### Short problem
Return all lines in the material below that contain "name".

### Record extracts
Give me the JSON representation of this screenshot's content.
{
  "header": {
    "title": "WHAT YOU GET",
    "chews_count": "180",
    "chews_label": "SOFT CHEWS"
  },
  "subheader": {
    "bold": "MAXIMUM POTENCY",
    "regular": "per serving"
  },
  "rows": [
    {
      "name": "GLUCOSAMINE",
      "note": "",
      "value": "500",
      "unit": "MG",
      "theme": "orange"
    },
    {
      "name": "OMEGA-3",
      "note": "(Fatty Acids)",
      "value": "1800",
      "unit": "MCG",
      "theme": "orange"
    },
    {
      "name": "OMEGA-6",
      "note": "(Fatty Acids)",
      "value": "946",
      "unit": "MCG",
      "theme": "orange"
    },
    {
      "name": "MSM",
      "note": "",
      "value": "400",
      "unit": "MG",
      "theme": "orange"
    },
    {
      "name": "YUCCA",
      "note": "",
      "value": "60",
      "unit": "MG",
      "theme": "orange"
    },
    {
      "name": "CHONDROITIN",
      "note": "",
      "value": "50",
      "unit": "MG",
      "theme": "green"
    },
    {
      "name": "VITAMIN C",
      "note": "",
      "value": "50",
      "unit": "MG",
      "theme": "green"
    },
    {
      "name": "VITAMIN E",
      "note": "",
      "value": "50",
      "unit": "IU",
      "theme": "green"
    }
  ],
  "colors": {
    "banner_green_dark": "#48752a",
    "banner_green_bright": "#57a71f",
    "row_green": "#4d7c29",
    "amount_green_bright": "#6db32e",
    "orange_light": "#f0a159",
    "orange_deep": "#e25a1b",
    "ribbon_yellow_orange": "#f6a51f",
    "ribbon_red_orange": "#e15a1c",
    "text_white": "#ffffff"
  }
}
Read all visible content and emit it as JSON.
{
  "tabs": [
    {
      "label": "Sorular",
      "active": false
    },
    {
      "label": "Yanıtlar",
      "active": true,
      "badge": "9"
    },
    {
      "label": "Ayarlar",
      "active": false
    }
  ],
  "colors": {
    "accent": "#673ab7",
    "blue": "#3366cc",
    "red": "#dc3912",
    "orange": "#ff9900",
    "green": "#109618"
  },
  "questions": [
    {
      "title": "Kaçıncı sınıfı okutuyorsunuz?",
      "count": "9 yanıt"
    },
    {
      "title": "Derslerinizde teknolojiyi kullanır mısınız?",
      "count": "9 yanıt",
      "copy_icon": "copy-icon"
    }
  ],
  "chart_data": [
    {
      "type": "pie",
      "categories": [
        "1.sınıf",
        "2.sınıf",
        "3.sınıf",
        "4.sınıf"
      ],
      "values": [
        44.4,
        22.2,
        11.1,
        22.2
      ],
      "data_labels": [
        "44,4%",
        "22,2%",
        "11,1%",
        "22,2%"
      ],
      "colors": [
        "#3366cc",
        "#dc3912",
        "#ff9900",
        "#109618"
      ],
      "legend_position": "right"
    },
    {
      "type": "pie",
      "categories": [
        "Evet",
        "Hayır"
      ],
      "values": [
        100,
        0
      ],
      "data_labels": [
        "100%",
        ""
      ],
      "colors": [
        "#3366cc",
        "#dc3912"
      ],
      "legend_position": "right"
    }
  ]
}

### Exercise output
      "name": "GLUCOSAMINE",
      "name": "OMEGA-3",
      "name": "OMEGA-6",
      "name": "MSM",
      "name": "YUCCA",
      "name": "CHONDROITIN",
      "name": "VITAMIN C",
      "name": "VITAMIN E",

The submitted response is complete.